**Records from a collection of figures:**
------

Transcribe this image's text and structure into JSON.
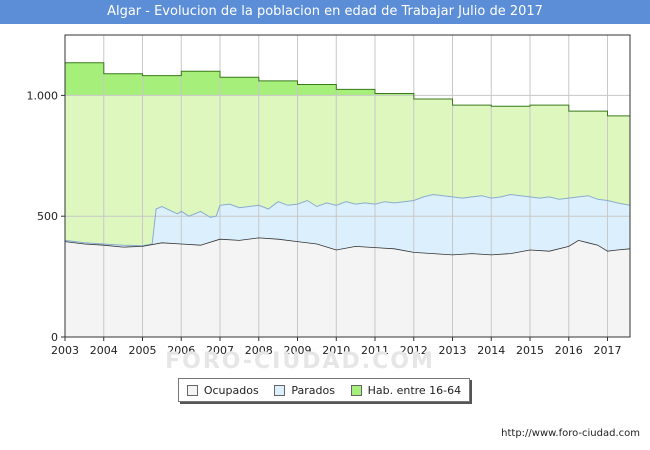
{
  "title": "Algar - Evolucion de la poblacion en edad de Trabajar Julio de 2017",
  "watermark": "FORO-CIUDAD.COM",
  "footer_url": "http://www.foro-ciudad.com",
  "colors": {
    "title_bg": "#5b8ed6",
    "hab_fill": "#ddf7bf",
    "hab_line": "#3a7a1a",
    "parados_fill": "#dceffc",
    "parados_line": "#8aaccc",
    "ocupados_fill": "#f4f4f4",
    "ocupados_line": "#333333",
    "hab_swatch": "#a5ef7a",
    "parados_swatch": "#dceffc",
    "ocupados_swatch": "#f4f4f4"
  },
  "chart_data": {
    "type": "area",
    "title": "Algar - Evolucion de la poblacion en edad de Trabajar Julio de 2017",
    "xlim": [
      2003.0,
      2017.58
    ],
    "ylim": [
      0,
      1250
    ],
    "x_ticks": [
      "2003",
      "2004",
      "2005",
      "2006",
      "2007",
      "2008",
      "2009",
      "2010",
      "2011",
      "2012",
      "2013",
      "2014",
      "2015",
      "2016",
      "2017"
    ],
    "y_ticks": [
      {
        "value": 0,
        "label": "0"
      },
      {
        "value": 500,
        "label": "500"
      },
      {
        "value": 1000,
        "label": "1.000"
      }
    ],
    "grid": true,
    "legend_position": "bottom-center",
    "series": [
      {
        "name": "Hab. entre 16-64",
        "x": [
          2003.0,
          2004.0,
          2004.0,
          2005.0,
          2005.0,
          2006.0,
          2006.0,
          2007.0,
          2007.0,
          2008.0,
          2008.0,
          2009.0,
          2009.0,
          2010.0,
          2010.0,
          2011.0,
          2011.0,
          2012.0,
          2012.0,
          2013.0,
          2013.0,
          2014.0,
          2014.0,
          2015.0,
          2015.0,
          2016.0,
          2016.0,
          2017.0,
          2017.0,
          2017.58
        ],
        "values": [
          1135,
          1135,
          1090,
          1090,
          1082,
          1082,
          1100,
          1100,
          1075,
          1075,
          1060,
          1060,
          1045,
          1045,
          1025,
          1025,
          1008,
          1008,
          985,
          985,
          960,
          960,
          955,
          955,
          960,
          960,
          935,
          935,
          915,
          915
        ]
      },
      {
        "name": "Parados",
        "x": [
          2003.0,
          2003.5,
          2004.0,
          2004.5,
          2005.0,
          2005.25,
          2005.35,
          2005.5,
          2005.7,
          2005.9,
          2006.0,
          2006.2,
          2006.5,
          2006.75,
          2006.9,
          2007.0,
          2007.25,
          2007.5,
          2007.75,
          2008.0,
          2008.25,
          2008.5,
          2008.75,
          2009.0,
          2009.25,
          2009.5,
          2009.75,
          2010.0,
          2010.25,
          2010.5,
          2010.75,
          2011.0,
          2011.25,
          2011.5,
          2011.75,
          2012.0,
          2012.25,
          2012.5,
          2012.75,
          2013.0,
          2013.25,
          2013.5,
          2013.75,
          2014.0,
          2014.25,
          2014.5,
          2014.75,
          2015.0,
          2015.25,
          2015.5,
          2015.75,
          2016.0,
          2016.25,
          2016.5,
          2016.75,
          2017.0,
          2017.25,
          2017.58
        ],
        "values": [
          400,
          390,
          385,
          380,
          378,
          385,
          530,
          540,
          525,
          510,
          520,
          500,
          520,
          495,
          500,
          545,
          550,
          535,
          540,
          545,
          530,
          560,
          545,
          550,
          565,
          540,
          555,
          545,
          560,
          550,
          555,
          550,
          560,
          555,
          560,
          565,
          580,
          590,
          585,
          580,
          575,
          580,
          585,
          575,
          580,
          590,
          585,
          580,
          575,
          580,
          570,
          575,
          580,
          585,
          570,
          565,
          555,
          545
        ]
      },
      {
        "name": "Ocupados",
        "x": [
          2003.0,
          2003.5,
          2004.0,
          2004.5,
          2005.0,
          2005.5,
          2006.0,
          2006.5,
          2007.0,
          2007.5,
          2008.0,
          2008.5,
          2009.0,
          2009.5,
          2010.0,
          2010.5,
          2011.0,
          2011.5,
          2012.0,
          2012.5,
          2013.0,
          2013.5,
          2014.0,
          2014.5,
          2015.0,
          2015.5,
          2016.0,
          2016.25,
          2016.5,
          2016.75,
          2017.0,
          2017.25,
          2017.58
        ],
        "values": [
          395,
          385,
          380,
          372,
          375,
          390,
          385,
          380,
          405,
          400,
          410,
          405,
          395,
          385,
          360,
          375,
          370,
          365,
          350,
          345,
          340,
          345,
          340,
          345,
          360,
          355,
          375,
          400,
          390,
          380,
          355,
          360,
          365
        ]
      }
    ]
  },
  "legend": {
    "items": [
      {
        "label": "Ocupados",
        "swatch": "#f4f4f4"
      },
      {
        "label": "Parados",
        "swatch": "#dceffc"
      },
      {
        "label": "Hab. entre 16-64",
        "swatch": "#a5ef7a"
      }
    ]
  }
}
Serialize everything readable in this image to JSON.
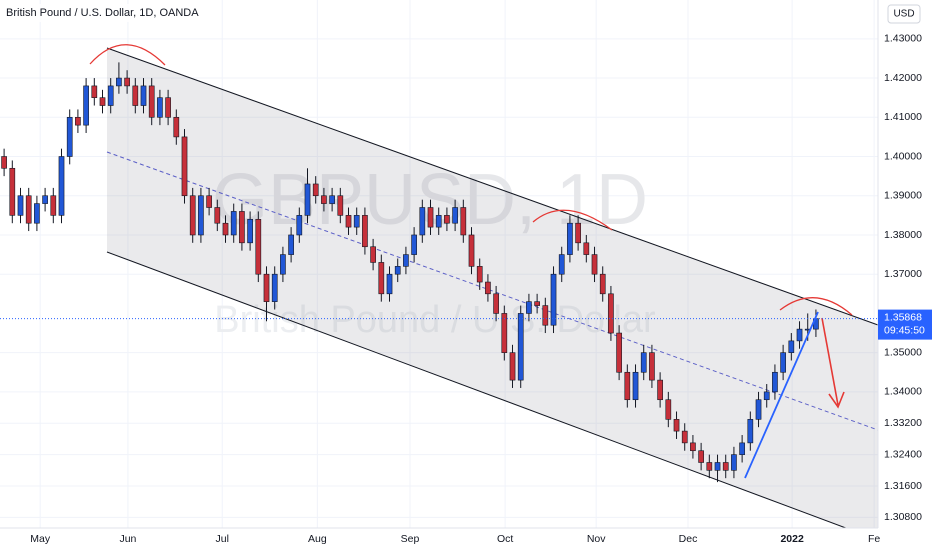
{
  "chart_data": {
    "type": "candlestick",
    "title": "British Pound / U.S. Dollar, 1D, OANDA",
    "watermark": "GBPUSD, 1D",
    "watermark_sub": "British Pound / U.S. Dollar",
    "currency": "USD",
    "countdown": "09:45:50",
    "up_color": "#2157d6",
    "down_color": "#c6303a",
    "price_tag_color": "#2962ff",
    "xlim": [
      -0.5,
      106.57
    ],
    "ylim": [
      1.3053,
      1.4399
    ],
    "grid": true,
    "xticks": [
      {
        "value": 4.4,
        "label": "May"
      },
      {
        "value": 15.1,
        "label": "Jun"
      },
      {
        "value": 26.6,
        "label": "Jul"
      },
      {
        "value": 38.2,
        "label": "Aug"
      },
      {
        "value": 49.5,
        "label": "Sep"
      },
      {
        "value": 61.1,
        "label": "Oct"
      },
      {
        "value": 72.2,
        "label": "Nov"
      },
      {
        "value": 83.4,
        "label": "Dec"
      },
      {
        "value": 96.1,
        "label": "2022"
      },
      {
        "value": 106.1,
        "label": "Fe"
      }
    ],
    "yticks": [
      {
        "value": 1.43,
        "label": "1.43000"
      },
      {
        "value": 1.42,
        "label": "1.42000"
      },
      {
        "value": 1.41,
        "label": "1.41000"
      },
      {
        "value": 1.4,
        "label": "1.40000"
      },
      {
        "value": 1.39,
        "label": "1.39000"
      },
      {
        "value": 1.38,
        "label": "1.38000"
      },
      {
        "value": 1.37,
        "label": "1.37000"
      },
      {
        "value": 1.35,
        "label": "1.35000"
      },
      {
        "value": 1.34,
        "label": "1.34000"
      },
      {
        "value": 1.332,
        "label": "1.33200"
      },
      {
        "value": 1.324,
        "label": "1.32400"
      },
      {
        "value": 1.316,
        "label": "1.31600"
      },
      {
        "value": 1.308,
        "label": "1.30800"
      }
    ],
    "last_price": 1.35868,
    "open": [
      1.4,
      1.397,
      1.385,
      1.39,
      1.383,
      1.388,
      1.39,
      1.385,
      1.4,
      1.41,
      1.408,
      1.418,
      1.415,
      1.413,
      1.418,
      1.42,
      1.418,
      1.413,
      1.418,
      1.41,
      1.415,
      1.41,
      1.405,
      1.39,
      1.38,
      1.39,
      1.387,
      1.383,
      1.38,
      1.386,
      1.378,
      1.384,
      1.37,
      1.363,
      1.37,
      1.375,
      1.38,
      1.385,
      1.393,
      1.39,
      1.388,
      1.39,
      1.385,
      1.382,
      1.385,
      1.377,
      1.373,
      1.365,
      1.37,
      1.372,
      1.375,
      1.38,
      1.387,
      1.382,
      1.385,
      1.383,
      1.387,
      1.38,
      1.372,
      1.368,
      1.365,
      1.36,
      1.35,
      1.343,
      1.36,
      1.363,
      1.362,
      1.357,
      1.37,
      1.375,
      1.383,
      1.378,
      1.375,
      1.37,
      1.365,
      1.355,
      1.345,
      1.338,
      1.345,
      1.35,
      1.343,
      1.338,
      1.333,
      1.33,
      1.327,
      1.325,
      1.322,
      1.32,
      1.322,
      1.32,
      1.324,
      1.327,
      1.333,
      1.338,
      1.34,
      1.345,
      1.35,
      1.353,
      1.356,
      1.356
    ],
    "high": [
      1.402,
      1.399,
      1.392,
      1.392,
      1.39,
      1.392,
      1.392,
      1.402,
      1.412,
      1.412,
      1.42,
      1.42,
      1.417,
      1.42,
      1.424,
      1.422,
      1.42,
      1.42,
      1.42,
      1.417,
      1.417,
      1.412,
      1.407,
      1.392,
      1.392,
      1.392,
      1.389,
      1.385,
      1.388,
      1.388,
      1.386,
      1.386,
      1.372,
      1.372,
      1.377,
      1.382,
      1.387,
      1.397,
      1.395,
      1.392,
      1.392,
      1.392,
      1.387,
      1.387,
      1.387,
      1.379,
      1.375,
      1.372,
      1.374,
      1.377,
      1.382,
      1.389,
      1.389,
      1.387,
      1.387,
      1.389,
      1.389,
      1.382,
      1.374,
      1.37,
      1.367,
      1.362,
      1.352,
      1.362,
      1.365,
      1.365,
      1.364,
      1.372,
      1.377,
      1.385,
      1.385,
      1.38,
      1.377,
      1.372,
      1.367,
      1.357,
      1.347,
      1.347,
      1.352,
      1.352,
      1.345,
      1.34,
      1.335,
      1.332,
      1.329,
      1.327,
      1.324,
      1.324,
      1.324,
      1.326,
      1.329,
      1.335,
      1.34,
      1.342,
      1.347,
      1.352,
      1.355,
      1.358,
      1.36,
      1.361
    ],
    "low": [
      1.395,
      1.383,
      1.383,
      1.381,
      1.381,
      1.386,
      1.383,
      1.383,
      1.398,
      1.406,
      1.406,
      1.413,
      1.411,
      1.411,
      1.416,
      1.416,
      1.411,
      1.411,
      1.408,
      1.408,
      1.408,
      1.403,
      1.388,
      1.378,
      1.378,
      1.385,
      1.381,
      1.378,
      1.378,
      1.376,
      1.376,
      1.368,
      1.358,
      1.361,
      1.368,
      1.373,
      1.378,
      1.383,
      1.388,
      1.386,
      1.386,
      1.383,
      1.38,
      1.38,
      1.375,
      1.371,
      1.363,
      1.363,
      1.368,
      1.37,
      1.373,
      1.378,
      1.38,
      1.38,
      1.381,
      1.381,
      1.378,
      1.37,
      1.366,
      1.363,
      1.358,
      1.348,
      1.341,
      1.341,
      1.358,
      1.36,
      1.355,
      1.355,
      1.368,
      1.373,
      1.376,
      1.373,
      1.368,
      1.363,
      1.353,
      1.343,
      1.336,
      1.336,
      1.343,
      1.341,
      1.336,
      1.331,
      1.328,
      1.325,
      1.323,
      1.32,
      1.318,
      1.317,
      1.318,
      1.318,
      1.322,
      1.325,
      1.331,
      1.336,
      1.338,
      1.343,
      1.348,
      1.351,
      1.353,
      1.354
    ],
    "close": [
      1.397,
      1.385,
      1.39,
      1.383,
      1.388,
      1.39,
      1.385,
      1.4,
      1.41,
      1.408,
      1.418,
      1.415,
      1.413,
      1.418,
      1.42,
      1.418,
      1.413,
      1.418,
      1.41,
      1.415,
      1.41,
      1.405,
      1.39,
      1.38,
      1.39,
      1.387,
      1.383,
      1.38,
      1.386,
      1.378,
      1.384,
      1.37,
      1.363,
      1.37,
      1.375,
      1.38,
      1.385,
      1.393,
      1.39,
      1.388,
      1.39,
      1.385,
      1.382,
      1.385,
      1.377,
      1.373,
      1.365,
      1.37,
      1.372,
      1.375,
      1.38,
      1.387,
      1.382,
      1.385,
      1.383,
      1.387,
      1.38,
      1.372,
      1.368,
      1.365,
      1.36,
      1.35,
      1.343,
      1.36,
      1.363,
      1.362,
      1.357,
      1.37,
      1.375,
      1.383,
      1.378,
      1.375,
      1.37,
      1.365,
      1.355,
      1.345,
      1.338,
      1.345,
      1.35,
      1.343,
      1.338,
      1.333,
      1.33,
      1.327,
      1.325,
      1.322,
      1.32,
      1.322,
      1.32,
      1.324,
      1.327,
      1.333,
      1.338,
      1.34,
      1.345,
      1.35,
      1.353,
      1.356,
      1.356,
      1.35868
    ]
  }
}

------

**Directions:** Pull out each line of the entries that contains "British".

**Result:**
    "title": "British Pound / U.S. Dollar, 1D, OANDA",
    "watermark_sub": "British Pound / U.S. Dollar",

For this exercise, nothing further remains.